[START DATA TO USE]

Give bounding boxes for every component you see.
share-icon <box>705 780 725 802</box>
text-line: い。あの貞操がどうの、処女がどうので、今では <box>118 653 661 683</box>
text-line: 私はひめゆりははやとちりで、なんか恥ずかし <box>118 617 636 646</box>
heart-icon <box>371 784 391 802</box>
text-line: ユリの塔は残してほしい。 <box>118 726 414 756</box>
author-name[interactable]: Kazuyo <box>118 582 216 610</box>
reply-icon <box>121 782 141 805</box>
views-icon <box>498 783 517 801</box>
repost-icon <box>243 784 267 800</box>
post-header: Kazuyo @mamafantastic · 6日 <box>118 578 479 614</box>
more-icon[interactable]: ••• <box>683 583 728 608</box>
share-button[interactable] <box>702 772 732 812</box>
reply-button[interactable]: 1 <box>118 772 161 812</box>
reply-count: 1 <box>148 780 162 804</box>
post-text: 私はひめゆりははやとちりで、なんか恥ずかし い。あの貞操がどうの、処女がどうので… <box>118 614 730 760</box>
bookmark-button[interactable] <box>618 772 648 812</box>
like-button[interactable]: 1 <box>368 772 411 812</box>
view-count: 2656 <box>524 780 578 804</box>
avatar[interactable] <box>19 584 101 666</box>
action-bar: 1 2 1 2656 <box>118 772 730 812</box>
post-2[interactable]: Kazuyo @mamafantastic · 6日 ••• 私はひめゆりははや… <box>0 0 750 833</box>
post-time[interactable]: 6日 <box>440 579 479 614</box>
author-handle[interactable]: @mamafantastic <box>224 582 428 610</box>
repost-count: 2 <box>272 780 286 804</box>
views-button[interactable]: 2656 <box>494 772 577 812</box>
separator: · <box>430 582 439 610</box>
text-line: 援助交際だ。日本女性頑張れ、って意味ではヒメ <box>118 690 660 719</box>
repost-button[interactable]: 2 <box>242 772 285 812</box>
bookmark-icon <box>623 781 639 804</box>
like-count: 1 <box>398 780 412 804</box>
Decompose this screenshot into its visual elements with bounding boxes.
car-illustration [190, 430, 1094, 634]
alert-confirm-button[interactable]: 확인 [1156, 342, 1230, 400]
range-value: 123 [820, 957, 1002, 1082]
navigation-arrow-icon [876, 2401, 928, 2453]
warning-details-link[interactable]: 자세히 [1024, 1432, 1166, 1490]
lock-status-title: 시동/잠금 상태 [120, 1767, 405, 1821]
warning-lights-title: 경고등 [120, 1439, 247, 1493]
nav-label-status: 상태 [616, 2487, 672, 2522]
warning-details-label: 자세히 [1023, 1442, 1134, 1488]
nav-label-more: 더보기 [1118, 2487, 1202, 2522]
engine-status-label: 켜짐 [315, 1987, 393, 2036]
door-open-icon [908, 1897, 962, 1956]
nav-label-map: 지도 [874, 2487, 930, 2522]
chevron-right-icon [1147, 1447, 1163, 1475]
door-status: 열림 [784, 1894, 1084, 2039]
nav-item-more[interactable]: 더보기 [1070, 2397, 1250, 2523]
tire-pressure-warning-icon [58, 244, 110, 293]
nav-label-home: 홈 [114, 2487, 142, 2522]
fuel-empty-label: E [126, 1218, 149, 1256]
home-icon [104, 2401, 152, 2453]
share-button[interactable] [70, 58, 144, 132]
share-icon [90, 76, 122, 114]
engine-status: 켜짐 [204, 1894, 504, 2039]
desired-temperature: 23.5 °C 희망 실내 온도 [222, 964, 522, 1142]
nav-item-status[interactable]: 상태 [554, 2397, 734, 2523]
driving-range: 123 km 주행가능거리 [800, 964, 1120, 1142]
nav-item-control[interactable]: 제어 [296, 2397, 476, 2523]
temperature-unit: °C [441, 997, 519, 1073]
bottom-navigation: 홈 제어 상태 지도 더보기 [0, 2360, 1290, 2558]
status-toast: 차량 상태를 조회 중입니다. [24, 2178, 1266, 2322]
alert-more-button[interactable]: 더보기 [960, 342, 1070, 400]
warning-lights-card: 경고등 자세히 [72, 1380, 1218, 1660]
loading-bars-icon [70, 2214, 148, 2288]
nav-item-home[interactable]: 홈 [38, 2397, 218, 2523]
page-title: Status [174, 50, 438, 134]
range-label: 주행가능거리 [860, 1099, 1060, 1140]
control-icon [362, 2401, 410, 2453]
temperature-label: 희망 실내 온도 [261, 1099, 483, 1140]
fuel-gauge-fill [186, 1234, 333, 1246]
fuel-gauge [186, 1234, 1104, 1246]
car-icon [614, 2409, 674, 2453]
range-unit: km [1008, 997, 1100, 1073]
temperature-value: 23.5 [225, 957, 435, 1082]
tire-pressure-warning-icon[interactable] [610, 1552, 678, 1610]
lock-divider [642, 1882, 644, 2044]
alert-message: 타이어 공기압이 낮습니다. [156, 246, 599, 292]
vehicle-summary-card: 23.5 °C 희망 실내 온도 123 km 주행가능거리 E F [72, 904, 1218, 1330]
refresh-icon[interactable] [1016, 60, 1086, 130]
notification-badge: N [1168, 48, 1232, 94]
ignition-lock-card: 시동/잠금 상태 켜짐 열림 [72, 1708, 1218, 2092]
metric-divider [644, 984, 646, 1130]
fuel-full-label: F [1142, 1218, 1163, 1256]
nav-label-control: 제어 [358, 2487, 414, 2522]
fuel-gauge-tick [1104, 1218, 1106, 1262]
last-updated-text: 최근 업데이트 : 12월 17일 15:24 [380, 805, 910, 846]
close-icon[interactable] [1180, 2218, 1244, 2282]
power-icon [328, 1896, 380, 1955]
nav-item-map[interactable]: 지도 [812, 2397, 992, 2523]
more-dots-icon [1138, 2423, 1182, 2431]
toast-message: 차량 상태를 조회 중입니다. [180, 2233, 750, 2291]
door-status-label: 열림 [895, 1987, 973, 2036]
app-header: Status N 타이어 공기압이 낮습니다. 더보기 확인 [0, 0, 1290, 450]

[END DATA TO USE]

### WORK TO DO
Reproduce all of the entries above verbatim.

### WRITTEN RESPONSE
Give bounding boxes for every component you see.
share-icon <box>705 780 725 802</box>
text-line: い。あの貞操がどうの、処女がどうので、今では <box>118 653 661 683</box>
text-line: 私はひめゆりははやとちりで、なんか恥ずかし <box>118 617 636 646</box>
heart-icon <box>371 784 391 802</box>
text-line: ユリの塔は残してほしい。 <box>118 726 414 756</box>
author-name[interactable]: Kazuyo <box>118 582 216 610</box>
reply-icon <box>121 782 141 805</box>
views-icon <box>498 783 517 801</box>
repost-icon <box>243 784 267 800</box>
post-header: Kazuyo @mamafantastic · 6日 <box>118 578 479 614</box>
more-icon[interactable]: ••• <box>683 583 728 608</box>
share-button[interactable] <box>702 772 732 812</box>
reply-button[interactable]: 1 <box>118 772 161 812</box>
reply-count: 1 <box>148 780 162 804</box>
post-text: 私はひめゆりははやとちりで、なんか恥ずかし い。あの貞操がどうの、処女がどうので… <box>118 614 730 760</box>
bookmark-button[interactable] <box>618 772 648 812</box>
like-button[interactable]: 1 <box>368 772 411 812</box>
view-count: 2656 <box>524 780 578 804</box>
avatar[interactable] <box>19 584 101 666</box>
action-bar: 1 2 1 2656 <box>118 772 730 812</box>
post-2[interactable]: Kazuyo @mamafantastic · 6日 ••• 私はひめゆりははや… <box>0 0 750 833</box>
post-time[interactable]: 6日 <box>440 579 479 614</box>
author-handle[interactable]: @mamafantastic <box>224 582 428 610</box>
repost-count: 2 <box>272 780 286 804</box>
views-button[interactable]: 2656 <box>494 772 577 812</box>
separator: · <box>430 582 439 610</box>
text-line: 援助交際だ。日本女性頑張れ、って意味ではヒメ <box>118 690 660 719</box>
repost-button[interactable]: 2 <box>242 772 285 812</box>
bookmark-icon <box>623 781 639 804</box>
like-count: 1 <box>398 780 412 804</box>
Decompose this screenshot into its visual elements with bounding boxes.
car-illustration [190, 430, 1094, 634]
alert-confirm-button[interactable]: 확인 [1156, 342, 1230, 400]
range-value: 123 [820, 957, 1002, 1082]
navigation-arrow-icon [876, 2401, 928, 2453]
warning-details-link[interactable]: 자세히 [1024, 1432, 1166, 1490]
lock-status-title: 시동/잠금 상태 [120, 1767, 405, 1821]
warning-lights-title: 경고등 [120, 1439, 247, 1493]
nav-label-status: 상태 [616, 2487, 672, 2522]
warning-details-label: 자세히 [1023, 1442, 1134, 1488]
nav-label-more: 더보기 [1118, 2487, 1202, 2522]
engine-status-label: 켜짐 [315, 1987, 393, 2036]
door-open-icon [908, 1897, 962, 1956]
nav-label-map: 지도 [874, 2487, 930, 2522]
chevron-right-icon [1147, 1447, 1163, 1475]
door-status: 열림 [784, 1894, 1084, 2039]
nav-item-more[interactable]: 더보기 [1070, 2397, 1250, 2523]
tire-pressure-warning-icon [58, 244, 110, 293]
nav-label-home: 홈 [114, 2487, 142, 2522]
fuel-empty-label: E [126, 1218, 149, 1256]
home-icon [104, 2401, 152, 2453]
share-button[interactable] [70, 58, 144, 132]
share-icon [90, 76, 122, 114]
engine-status: 켜짐 [204, 1894, 504, 2039]
desired-temperature: 23.5 °C 희망 실내 온도 [222, 964, 522, 1142]
nav-item-status[interactable]: 상태 [554, 2397, 734, 2523]
driving-range: 123 km 주행가능거리 [800, 964, 1120, 1142]
nav-item-control[interactable]: 제어 [296, 2397, 476, 2523]
temperature-unit: °C [441, 997, 519, 1073]
bottom-navigation: 홈 제어 상태 지도 더보기 [0, 2360, 1290, 2558]
status-toast: 차량 상태를 조회 중입니다. [24, 2178, 1266, 2322]
alert-more-button[interactable]: 더보기 [960, 342, 1070, 400]
warning-lights-card: 경고등 자세히 [72, 1380, 1218, 1660]
loading-bars-icon [70, 2214, 148, 2288]
nav-item-home[interactable]: 홈 [38, 2397, 218, 2523]
page-title: Status [174, 50, 438, 134]
range-label: 주행가능거리 [860, 1099, 1060, 1140]
control-icon [362, 2401, 410, 2453]
temperature-label: 희망 실내 온도 [261, 1099, 483, 1140]
fuel-gauge-fill [186, 1234, 333, 1246]
fuel-gauge [186, 1234, 1104, 1246]
car-icon [614, 2409, 674, 2453]
range-unit: km [1008, 997, 1100, 1073]
temperature-value: 23.5 [225, 957, 435, 1082]
tire-pressure-warning-icon[interactable] [610, 1552, 678, 1610]
lock-divider [642, 1882, 644, 2044]
alert-message: 타이어 공기압이 낮습니다. [156, 246, 599, 292]
vehicle-summary-card: 23.5 °C 희망 실내 온도 123 km 주행가능거리 E F [72, 904, 1218, 1330]
refresh-icon[interactable] [1016, 60, 1086, 130]
notification-badge: N [1168, 48, 1232, 94]
ignition-lock-card: 시동/잠금 상태 켜짐 열림 [72, 1708, 1218, 2092]
metric-divider [644, 984, 646, 1130]
fuel-full-label: F [1142, 1218, 1163, 1256]
nav-label-control: 제어 [358, 2487, 414, 2522]
fuel-gauge-tick [1104, 1218, 1106, 1262]
last-updated-text: 최근 업데이트 : 12월 17일 15:24 [380, 805, 910, 846]
close-icon[interactable] [1180, 2218, 1244, 2282]
power-icon [328, 1896, 380, 1955]
nav-item-map[interactable]: 지도 [812, 2397, 992, 2523]
more-dots-icon [1138, 2423, 1182, 2431]
toast-message: 차량 상태를 조회 중입니다. [180, 2233, 750, 2291]
door-status-label: 열림 [895, 1987, 973, 2036]
app-header: Status N 타이어 공기압이 낮습니다. 더보기 확인 [0, 0, 1290, 450]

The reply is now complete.